Problem
Copy out all of the material exactly as presented.

--- start Entries shown ---

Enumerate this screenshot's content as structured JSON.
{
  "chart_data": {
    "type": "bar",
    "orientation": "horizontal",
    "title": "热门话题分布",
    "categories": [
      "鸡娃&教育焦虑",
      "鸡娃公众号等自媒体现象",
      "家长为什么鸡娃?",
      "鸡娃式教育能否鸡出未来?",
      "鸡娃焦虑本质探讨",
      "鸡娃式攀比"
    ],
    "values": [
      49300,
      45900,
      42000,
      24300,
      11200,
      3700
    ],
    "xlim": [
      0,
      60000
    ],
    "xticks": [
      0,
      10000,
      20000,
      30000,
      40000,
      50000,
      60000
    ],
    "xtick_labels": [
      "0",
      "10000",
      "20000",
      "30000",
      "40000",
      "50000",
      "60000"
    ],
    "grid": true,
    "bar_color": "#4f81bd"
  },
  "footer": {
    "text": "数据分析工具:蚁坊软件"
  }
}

--- end Entries shown ---

Problem solution
Enumerate this screenshot's content as structured JSON.
{
  "chart_data": {
    "type": "bar",
    "orientation": "horizontal",
    "title": "热门话题分布",
    "categories": [
      "鸡娃&教育焦虑",
      "鸡娃公众号等自媒体现象",
      "家长为什么鸡娃?",
      "鸡娃式教育能否鸡出未来?",
      "鸡娃焦虑本质探讨",
      "鸡娃式攀比"
    ],
    "values": [
      49300,
      45900,
      42000,
      24300,
      11200,
      3700
    ],
    "xlim": [
      0,
      60000
    ],
    "xticks": [
      0,
      10000,
      20000,
      30000,
      40000,
      50000,
      60000
    ],
    "xtick_labels": [
      "0",
      "10000",
      "20000",
      "30000",
      "40000",
      "50000",
      "60000"
    ],
    "grid": true,
    "bar_color": "#4f81bd"
  },
  "footer": {
    "text": "数据分析工具:蚁坊软件"
  }
}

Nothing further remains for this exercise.